— EXERCISE DATA —
▼

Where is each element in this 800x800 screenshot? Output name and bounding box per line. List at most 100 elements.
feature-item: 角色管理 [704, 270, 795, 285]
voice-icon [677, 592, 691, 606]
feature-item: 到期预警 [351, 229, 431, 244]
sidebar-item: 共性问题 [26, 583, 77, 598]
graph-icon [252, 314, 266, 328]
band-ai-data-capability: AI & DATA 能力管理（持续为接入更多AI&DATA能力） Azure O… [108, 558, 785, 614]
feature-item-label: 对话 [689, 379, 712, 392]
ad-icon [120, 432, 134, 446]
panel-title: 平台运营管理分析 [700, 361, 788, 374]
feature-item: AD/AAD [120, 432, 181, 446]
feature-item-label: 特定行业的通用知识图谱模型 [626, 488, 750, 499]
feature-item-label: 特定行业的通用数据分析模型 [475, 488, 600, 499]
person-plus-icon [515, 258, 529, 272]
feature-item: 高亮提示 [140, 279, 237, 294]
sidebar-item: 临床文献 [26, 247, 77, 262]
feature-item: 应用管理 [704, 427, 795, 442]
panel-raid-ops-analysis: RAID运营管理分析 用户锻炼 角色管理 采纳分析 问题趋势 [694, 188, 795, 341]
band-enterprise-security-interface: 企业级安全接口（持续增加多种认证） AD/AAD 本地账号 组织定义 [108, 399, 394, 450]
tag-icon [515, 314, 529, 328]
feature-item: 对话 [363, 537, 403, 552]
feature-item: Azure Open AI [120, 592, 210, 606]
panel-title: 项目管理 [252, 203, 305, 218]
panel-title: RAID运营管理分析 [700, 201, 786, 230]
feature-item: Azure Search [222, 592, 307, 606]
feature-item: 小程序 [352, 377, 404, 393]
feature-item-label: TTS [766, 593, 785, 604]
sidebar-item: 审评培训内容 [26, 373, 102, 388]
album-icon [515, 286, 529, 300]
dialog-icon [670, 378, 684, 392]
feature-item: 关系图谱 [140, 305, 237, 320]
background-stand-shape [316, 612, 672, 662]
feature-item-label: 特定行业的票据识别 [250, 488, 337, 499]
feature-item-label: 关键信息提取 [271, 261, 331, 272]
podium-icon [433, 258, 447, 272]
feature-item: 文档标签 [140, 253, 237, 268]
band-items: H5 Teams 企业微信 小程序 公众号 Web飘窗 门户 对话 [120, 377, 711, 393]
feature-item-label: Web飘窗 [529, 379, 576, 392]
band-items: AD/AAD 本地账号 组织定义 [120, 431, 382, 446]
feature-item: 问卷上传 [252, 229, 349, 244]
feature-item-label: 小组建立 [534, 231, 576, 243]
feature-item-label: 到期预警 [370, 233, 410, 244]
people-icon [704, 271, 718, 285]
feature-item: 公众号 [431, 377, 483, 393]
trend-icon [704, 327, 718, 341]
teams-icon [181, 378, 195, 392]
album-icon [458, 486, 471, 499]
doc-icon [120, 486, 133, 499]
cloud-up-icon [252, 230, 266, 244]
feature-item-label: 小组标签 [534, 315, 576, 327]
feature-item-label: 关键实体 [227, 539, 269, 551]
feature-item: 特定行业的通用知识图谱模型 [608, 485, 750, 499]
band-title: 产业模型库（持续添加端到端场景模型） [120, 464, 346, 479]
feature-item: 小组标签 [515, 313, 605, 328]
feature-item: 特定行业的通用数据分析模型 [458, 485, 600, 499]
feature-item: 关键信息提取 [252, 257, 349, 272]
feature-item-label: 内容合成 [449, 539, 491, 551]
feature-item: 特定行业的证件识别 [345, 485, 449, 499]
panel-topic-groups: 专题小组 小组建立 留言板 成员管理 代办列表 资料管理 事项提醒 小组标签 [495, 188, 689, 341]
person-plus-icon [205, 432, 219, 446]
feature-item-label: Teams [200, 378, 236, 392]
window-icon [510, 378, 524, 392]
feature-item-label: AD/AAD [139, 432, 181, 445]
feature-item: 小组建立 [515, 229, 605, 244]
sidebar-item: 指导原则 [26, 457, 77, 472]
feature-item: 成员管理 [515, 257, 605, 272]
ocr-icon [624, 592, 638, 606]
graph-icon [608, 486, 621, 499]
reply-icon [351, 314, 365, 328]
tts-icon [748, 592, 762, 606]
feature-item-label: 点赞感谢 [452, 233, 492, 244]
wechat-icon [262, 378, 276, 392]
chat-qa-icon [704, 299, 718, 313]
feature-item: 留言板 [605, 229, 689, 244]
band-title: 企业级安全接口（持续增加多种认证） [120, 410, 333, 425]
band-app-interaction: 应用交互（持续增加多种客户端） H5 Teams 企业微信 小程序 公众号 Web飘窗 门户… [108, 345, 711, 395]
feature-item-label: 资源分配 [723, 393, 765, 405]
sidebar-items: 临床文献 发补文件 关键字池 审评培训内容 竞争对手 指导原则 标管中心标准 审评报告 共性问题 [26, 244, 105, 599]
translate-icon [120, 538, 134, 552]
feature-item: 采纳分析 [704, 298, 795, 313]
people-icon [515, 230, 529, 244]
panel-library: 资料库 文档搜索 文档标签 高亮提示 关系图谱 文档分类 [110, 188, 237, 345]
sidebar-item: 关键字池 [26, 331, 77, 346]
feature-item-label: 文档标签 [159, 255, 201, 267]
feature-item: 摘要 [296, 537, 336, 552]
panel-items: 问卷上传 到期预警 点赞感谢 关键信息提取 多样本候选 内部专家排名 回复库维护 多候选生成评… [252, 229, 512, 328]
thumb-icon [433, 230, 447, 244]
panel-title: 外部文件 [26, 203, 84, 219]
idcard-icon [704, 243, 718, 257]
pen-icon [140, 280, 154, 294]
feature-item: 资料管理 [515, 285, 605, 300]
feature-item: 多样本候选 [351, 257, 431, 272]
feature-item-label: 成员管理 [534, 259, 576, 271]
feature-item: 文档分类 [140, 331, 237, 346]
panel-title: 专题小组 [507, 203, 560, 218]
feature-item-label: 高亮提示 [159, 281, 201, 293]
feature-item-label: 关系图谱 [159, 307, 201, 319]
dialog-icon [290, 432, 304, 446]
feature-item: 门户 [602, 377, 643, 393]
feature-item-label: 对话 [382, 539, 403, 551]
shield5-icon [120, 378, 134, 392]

▲

— WRITTEN TASK —
Could you recast every row above as a numbered list, leaving out any blank lines?

— RESULT —
1. Where is each element in this 800x800 screenshot? Output name and bounding box per line. List at most 100 elements.
2. feature-item: 角色管理 [704, 270, 795, 285]
3. voice-icon [677, 592, 691, 606]
4. feature-item: 到期预警 [351, 229, 431, 244]
5. sidebar-item: 共性问题 [26, 583, 77, 598]
6. graph-icon [252, 314, 266, 328]
7. band-ai-data-capability: AI & DATA 能力管理（持续为接入更多AI&DATA能力） Azure O… [108, 558, 785, 614]
8. feature-item-label: 对话 [689, 379, 712, 392]
9. ad-icon [120, 432, 134, 446]
10. panel-title: 平台运营管理分析 [700, 361, 788, 374]
11. feature-item: AD/AAD [120, 432, 181, 446]
12. feature-item-label: 特定行业的通用知识图谱模型 [626, 488, 750, 499]
13. feature-item-label: 特定行业的通用数据分析模型 [475, 488, 600, 499]
14. person-plus-icon [515, 258, 529, 272]
15. feature-item: 高亮提示 [140, 279, 237, 294]
16. sidebar-item: 临床文献 [26, 247, 77, 262]
17. feature-item: 应用管理 [704, 427, 795, 442]
18. panel-raid-ops-analysis: RAID运营管理分析 用户锻炼 角色管理 采纳分析 问题趋势 [694, 188, 795, 341]
19. band-enterprise-security-interface: 企业级安全接口（持续增加多种认证） AD/AAD 本地账号 组织定义 [108, 399, 394, 450]
20. tag-icon [515, 314, 529, 328]
21. feature-item: 对话 [363, 537, 403, 552]
22. feature-item: Azure Open AI [120, 592, 210, 606]
23. panel-title: 项目管理 [252, 203, 305, 218]
24. panel-title: RAID运营管理分析 [700, 201, 786, 230]
25. feature-item: Azure Search [222, 592, 307, 606]
26. feature-item: 小程序 [352, 377, 404, 393]
27. feature-item-label: TTS [766, 593, 785, 604]
28. sidebar-item: 审评培训内容 [26, 373, 102, 388]
29. album-icon [515, 286, 529, 300]
30. dialog-icon [670, 378, 684, 392]
31. feature-item: 关系图谱 [140, 305, 237, 320]
32. background-stand-shape [316, 612, 672, 662]
33. feature-item-label: 特定行业的票据识别 [250, 488, 337, 499]
34. feature-item-label: 关键信息提取 [271, 261, 331, 272]
35. podium-icon [433, 258, 447, 272]
36. feature-item: 文档标签 [140, 253, 237, 268]
37. band-items: H5 Teams 企业微信 小程序 公众号 Web飘窗 门户 对话 [120, 377, 711, 393]
38. feature-item-label: Web飘窗 [529, 379, 576, 392]
39. band-items: AD/AAD 本地账号 组织定义 [120, 431, 382, 446]
40. feature-item: 问卷上传 [252, 229, 349, 244]
41. feature-item-label: 小组建立 [534, 231, 576, 243]
42. feature-item-label: 到期预警 [370, 233, 410, 244]
43. people-icon [704, 271, 718, 285]
44. feature-item: 公众号 [431, 377, 483, 393]
45. trend-icon [704, 327, 718, 341]
46. teams-icon [181, 378, 195, 392]
47. album-icon [458, 486, 471, 499]
48. doc-icon [120, 486, 133, 499]
49. cloud-up-icon [252, 230, 266, 244]
50. feature-item-label: 小组标签 [534, 315, 576, 327]
51. feature-item-label: 关键实体 [227, 539, 269, 551]
52. feature-item: 特定行业的通用知识图谱模型 [608, 485, 750, 499]
53. band-title: 产业模型库（持续添加端到端场景模型） [120, 464, 346, 479]
54. feature-item: 小组标签 [515, 313, 605, 328]
55. feature-item: 特定行业的通用数据分析模型 [458, 485, 600, 499]
56. feature-item: 关键信息提取 [252, 257, 349, 272]
57. feature-item-label: 内容合成 [449, 539, 491, 551]
58. feature-item: 特定行业的证件识别 [345, 485, 449, 499]
59. panel-topic-groups: 专题小组 小组建立 留言板 成员管理 代办列表 资料管理 事项提醒 小组标签 [495, 188, 689, 341]
60. person-plus-icon [205, 432, 219, 446]
61. feature-item-label: Teams [200, 378, 236, 392]
62. window-icon [510, 378, 524, 392]
63. feature-item-label: AD/AAD [139, 432, 181, 445]
64. feature-item: 小组建立 [515, 229, 605, 244]
65. sidebar-item: 指导原则 [26, 457, 77, 472]
66. feature-item: 成员管理 [515, 257, 605, 272]
67. ocr-icon [624, 592, 638, 606]
68. graph-icon [608, 486, 621, 499]
69. reply-icon [351, 314, 365, 328]
70. tts-icon [748, 592, 762, 606]
71. feature-item-label: 点赞感谢 [452, 233, 492, 244]
72. wechat-icon [262, 378, 276, 392]
73. chat-qa-icon [704, 299, 718, 313]
74. feature-item: 留言板 [605, 229, 689, 244]
75. band-title: 企业级安全接口（持续增加多种认证） [120, 410, 333, 425]
76. band-app-interaction: 应用交互（持续增加多种客户端） H5 Teams 企业微信 小程序 公众号 Web飘窗 门户… [108, 345, 711, 395]
77. feature-item-label: 资源分配 [723, 393, 765, 405]
78. sidebar-items: 临床文献 发补文件 关键字池 审评培训内容 竞争对手 指导原则 标管中心标准 审评报告 共性问题 [26, 244, 105, 599]
79. translate-icon [120, 538, 134, 552]
80. feature-item: 采纳分析 [704, 298, 795, 313]
81. people-icon [515, 230, 529, 244]
82. panel-library: 资料库 文档搜索 文档标签 高亮提示 关系图谱 文档分类 [110, 188, 237, 345]
83. sidebar-item: 关键字池 [26, 331, 77, 346]
84. feature-item-label: 文档标签 [159, 255, 201, 267]
85. feature-item: 摘要 [296, 537, 336, 552]
86. panel-items: 问卷上传 到期预警 点赞感谢 关键信息提取 多样本候选 内部专家排名 回复库维护 多候选生成评… [252, 229, 512, 328]
87. thumb-icon [433, 230, 447, 244]
88. panel-title: 外部文件 [26, 203, 84, 219]
89. idcard-icon [704, 243, 718, 257]
90. pen-icon [140, 280, 154, 294]
91. feature-item: 资料管理 [515, 285, 605, 300]
92. feature-item: 多样本候选 [351, 257, 431, 272]
93. feature-item-label: 成员管理 [534, 259, 576, 271]
94. feature-item: 文档分类 [140, 331, 237, 346]
95. panel-title: 专题小组 [507, 203, 560, 218]
96. feature-item-label: 高亮提示 [159, 281, 201, 293]
97. feature-item-label: 关系图谱 [159, 307, 201, 319]
98. dialog-icon [290, 432, 304, 446]
99. feature-item: 门户 [602, 377, 643, 393]
100. feature-item-label: 对话 [382, 539, 403, 551]
101. shield5-icon [120, 378, 134, 392]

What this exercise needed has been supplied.